» Exercise: Retype all material exactly. Pictures stay out of the copy.

» Data excerpts:
* * *

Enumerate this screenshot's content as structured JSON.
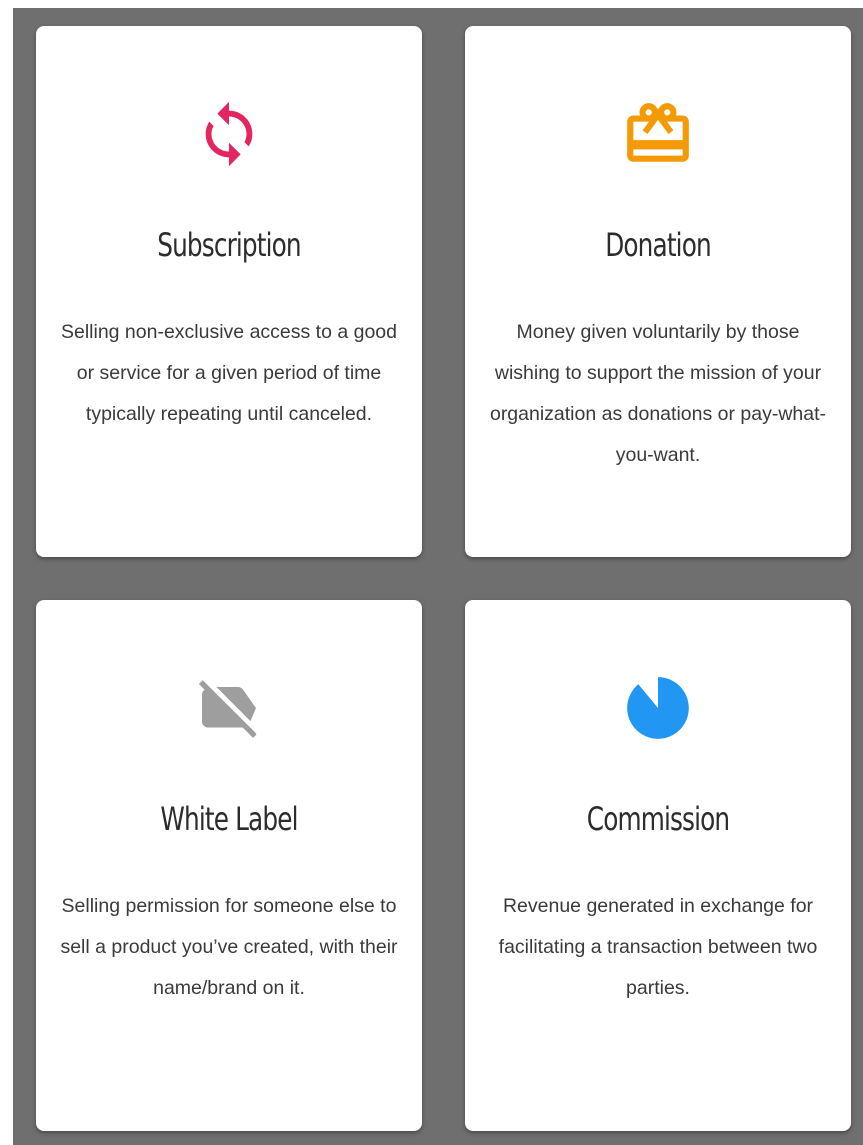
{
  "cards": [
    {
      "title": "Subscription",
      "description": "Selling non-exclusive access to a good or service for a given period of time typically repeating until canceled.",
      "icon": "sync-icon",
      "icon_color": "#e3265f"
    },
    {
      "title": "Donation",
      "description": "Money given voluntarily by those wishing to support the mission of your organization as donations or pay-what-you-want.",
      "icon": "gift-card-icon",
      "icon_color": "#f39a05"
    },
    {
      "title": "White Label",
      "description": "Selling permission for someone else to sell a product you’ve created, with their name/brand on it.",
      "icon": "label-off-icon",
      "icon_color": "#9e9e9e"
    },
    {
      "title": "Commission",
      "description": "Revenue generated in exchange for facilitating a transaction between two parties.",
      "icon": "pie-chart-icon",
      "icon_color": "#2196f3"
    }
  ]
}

* * *

» Response:
Enumerate this screenshot's content as structured JSON.
{
  "cards": [
    {
      "title": "Subscription",
      "description": "Selling non-exclusive access to a good or service for a given period of time typically repeating until canceled.",
      "icon": "sync-icon",
      "icon_color": "#e3265f"
    },
    {
      "title": "Donation",
      "description": "Money given voluntarily by those wishing to support the mission of your organization as donations or pay-what-you-want.",
      "icon": "gift-card-icon",
      "icon_color": "#f39a05"
    },
    {
      "title": "White Label",
      "description": "Selling permission for someone else to sell a product you’ve created, with their name/brand on it.",
      "icon": "label-off-icon",
      "icon_color": "#9e9e9e"
    },
    {
      "title": "Commission",
      "description": "Revenue generated in exchange for facilitating a transaction between two parties.",
      "icon": "pie-chart-icon",
      "icon_color": "#2196f3"
    }
  ]
}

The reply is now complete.